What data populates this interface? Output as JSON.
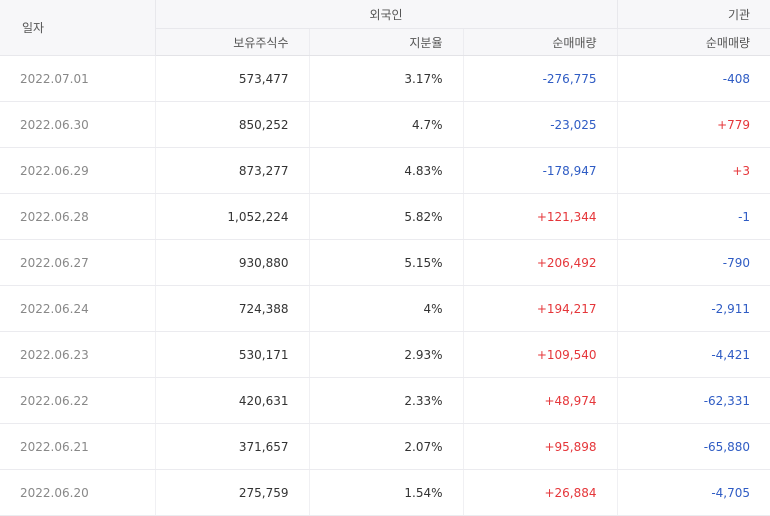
{
  "header": {
    "date_label": "일자",
    "foreign_label": "외국인",
    "institution_label": "기관",
    "col_holdings": "보유주식수",
    "col_ratio": "지분율",
    "col_foreign_net": "순매매량",
    "col_inst_net": "순매매량"
  },
  "colors": {
    "up": "#e5363a",
    "down": "#2f5cc4"
  },
  "rows": [
    {
      "date": "2022.07.01",
      "holdings": "573,477",
      "ratio": "3.17%",
      "foreign_net": "-276,775",
      "inst_net": "-408"
    },
    {
      "date": "2022.06.30",
      "holdings": "850,252",
      "ratio": "4.7%",
      "foreign_net": "-23,025",
      "inst_net": "+779"
    },
    {
      "date": "2022.06.29",
      "holdings": "873,277",
      "ratio": "4.83%",
      "foreign_net": "-178,947",
      "inst_net": "+3"
    },
    {
      "date": "2022.06.28",
      "holdings": "1,052,224",
      "ratio": "5.82%",
      "foreign_net": "+121,344",
      "inst_net": "-1"
    },
    {
      "date": "2022.06.27",
      "holdings": "930,880",
      "ratio": "5.15%",
      "foreign_net": "+206,492",
      "inst_net": "-790"
    },
    {
      "date": "2022.06.24",
      "holdings": "724,388",
      "ratio": "4%",
      "foreign_net": "+194,217",
      "inst_net": "-2,911"
    },
    {
      "date": "2022.06.23",
      "holdings": "530,171",
      "ratio": "2.93%",
      "foreign_net": "+109,540",
      "inst_net": "-4,421"
    },
    {
      "date": "2022.06.22",
      "holdings": "420,631",
      "ratio": "2.33%",
      "foreign_net": "+48,974",
      "inst_net": "-62,331"
    },
    {
      "date": "2022.06.21",
      "holdings": "371,657",
      "ratio": "2.07%",
      "foreign_net": "+95,898",
      "inst_net": "-65,880"
    },
    {
      "date": "2022.06.20",
      "holdings": "275,759",
      "ratio": "1.54%",
      "foreign_net": "+26,884",
      "inst_net": "-4,705"
    }
  ]
}
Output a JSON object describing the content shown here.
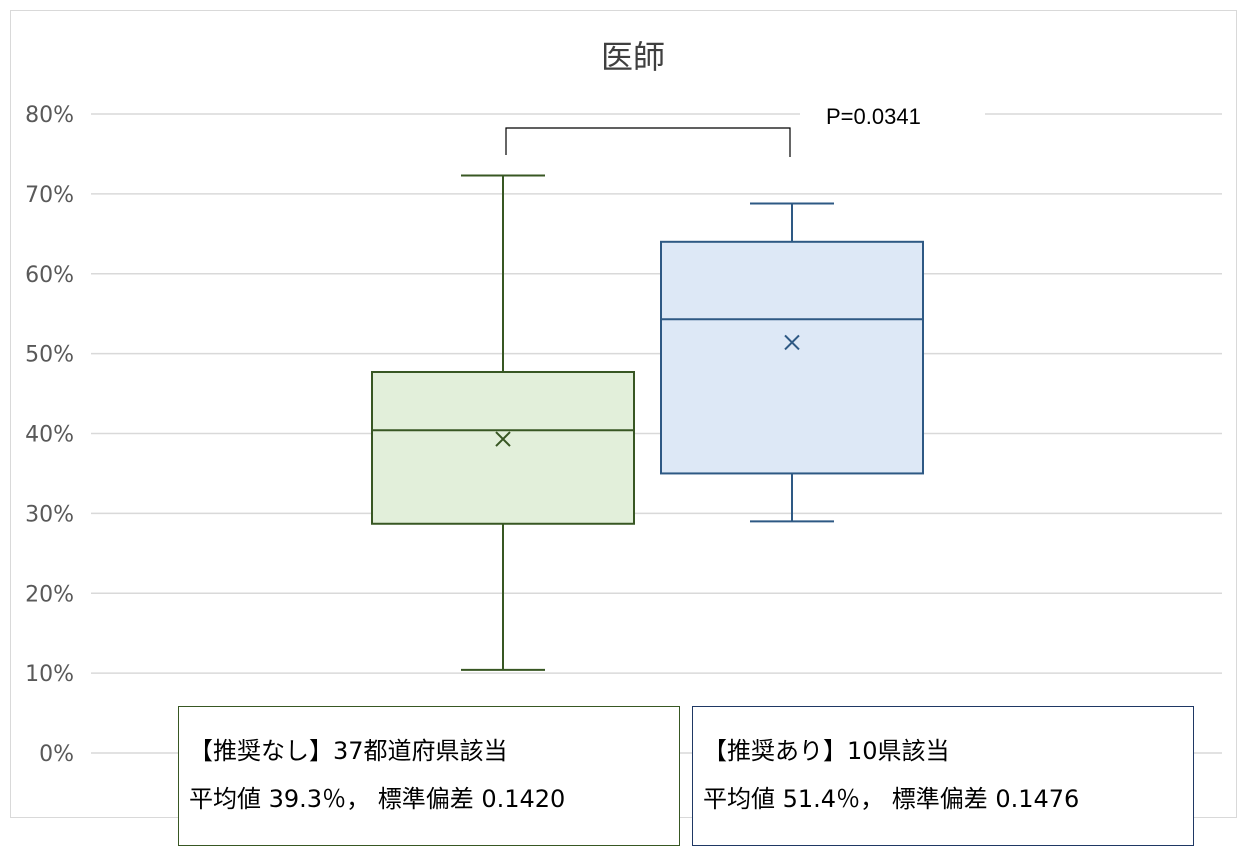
{
  "chart_data": {
    "type": "box",
    "title": "医師",
    "yticks": [
      "0%",
      "10%",
      "20%",
      "30%",
      "40%",
      "50%",
      "60%",
      "70%",
      "80%"
    ],
    "ylim": [
      0,
      80
    ],
    "grid": true,
    "series": [
      {
        "min": 10.4,
        "q1": 28.7,
        "median": 40.4,
        "q3": 47.7,
        "max": 72.3,
        "mean": 39.3,
        "stroke": "#385723",
        "fill": "#e2efda"
      },
      {
        "min": 29.0,
        "q1": 35.0,
        "median": 54.3,
        "q3": 64.0,
        "max": 68.8,
        "mean": 51.4,
        "stroke": "#2e5984",
        "fill": "#dde8f6"
      }
    ],
    "annotation": {
      "text": "P=0.0341"
    }
  },
  "info_boxes": [
    {
      "line1_prefix": "【推奨なし】",
      "line1_count": "37",
      "line1_suffix": "都道府県該当",
      "line2_a": "平均値 ",
      "line2_mean": "39.3",
      "line2_b": "％， 標準偏差 ",
      "line2_sd": "0.1420",
      "border_color": "#385723"
    },
    {
      "line1_prefix": "【推奨あり】",
      "line1_count": "10",
      "line1_suffix": "県該当",
      "line2_a": "平均値 ",
      "line2_mean": "51.4",
      "line2_b": "％， 標準偏差 ",
      "line2_sd": "0.1476",
      "border_color": "#1f3864"
    }
  ]
}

- _EXERCISE_
Each line of the data is to be duplicated exactly; pictures stay out of the copy.

- _TASK RESULT_
What data populates this interface? Output as JSON.
{
  "header": {
    "date_label": "일자",
    "foreign_label": "외국인",
    "institution_label": "기관",
    "col_holdings": "보유주식수",
    "col_ratio": "지분율",
    "col_foreign_net": "순매매량",
    "col_inst_net": "순매매량"
  },
  "colors": {
    "up": "#e5363a",
    "down": "#2f5cc4"
  },
  "rows": [
    {
      "date": "2022.07.01",
      "holdings": "573,477",
      "ratio": "3.17%",
      "foreign_net": "-276,775",
      "inst_net": "-408"
    },
    {
      "date": "2022.06.30",
      "holdings": "850,252",
      "ratio": "4.7%",
      "foreign_net": "-23,025",
      "inst_net": "+779"
    },
    {
      "date": "2022.06.29",
      "holdings": "873,277",
      "ratio": "4.83%",
      "foreign_net": "-178,947",
      "inst_net": "+3"
    },
    {
      "date": "2022.06.28",
      "holdings": "1,052,224",
      "ratio": "5.82%",
      "foreign_net": "+121,344",
      "inst_net": "-1"
    },
    {
      "date": "2022.06.27",
      "holdings": "930,880",
      "ratio": "5.15%",
      "foreign_net": "+206,492",
      "inst_net": "-790"
    },
    {
      "date": "2022.06.24",
      "holdings": "724,388",
      "ratio": "4%",
      "foreign_net": "+194,217",
      "inst_net": "-2,911"
    },
    {
      "date": "2022.06.23",
      "holdings": "530,171",
      "ratio": "2.93%",
      "foreign_net": "+109,540",
      "inst_net": "-4,421"
    },
    {
      "date": "2022.06.22",
      "holdings": "420,631",
      "ratio": "2.33%",
      "foreign_net": "+48,974",
      "inst_net": "-62,331"
    },
    {
      "date": "2022.06.21",
      "holdings": "371,657",
      "ratio": "2.07%",
      "foreign_net": "+95,898",
      "inst_net": "-65,880"
    },
    {
      "date": "2022.06.20",
      "holdings": "275,759",
      "ratio": "1.54%",
      "foreign_net": "+26,884",
      "inst_net": "-4,705"
    }
  ]
}
Output a JSON object describing the content shown here.
{
  "chart_data": {
    "type": "box",
    "title": "医師",
    "yticks": [
      "0%",
      "10%",
      "20%",
      "30%",
      "40%",
      "50%",
      "60%",
      "70%",
      "80%"
    ],
    "ylim": [
      0,
      80
    ],
    "grid": true,
    "series": [
      {
        "min": 10.4,
        "q1": 28.7,
        "median": 40.4,
        "q3": 47.7,
        "max": 72.3,
        "mean": 39.3,
        "stroke": "#385723",
        "fill": "#e2efda"
      },
      {
        "min": 29.0,
        "q1": 35.0,
        "median": 54.3,
        "q3": 64.0,
        "max": 68.8,
        "mean": 51.4,
        "stroke": "#2e5984",
        "fill": "#dde8f6"
      }
    ],
    "annotation": {
      "text": "P=0.0341"
    }
  },
  "info_boxes": [
    {
      "line1_prefix": "【推奨なし】",
      "line1_count": "37",
      "line1_suffix": "都道府県該当",
      "line2_a": "平均値 ",
      "line2_mean": "39.3",
      "line2_b": "％， 標準偏差 ",
      "line2_sd": "0.1420",
      "border_color": "#385723"
    },
    {
      "line1_prefix": "【推奨あり】",
      "line1_count": "10",
      "line1_suffix": "県該当",
      "line2_a": "平均値 ",
      "line2_mean": "51.4",
      "line2_b": "％， 標準偏差 ",
      "line2_sd": "0.1476",
      "border_color": "#1f3864"
    }
  ]
}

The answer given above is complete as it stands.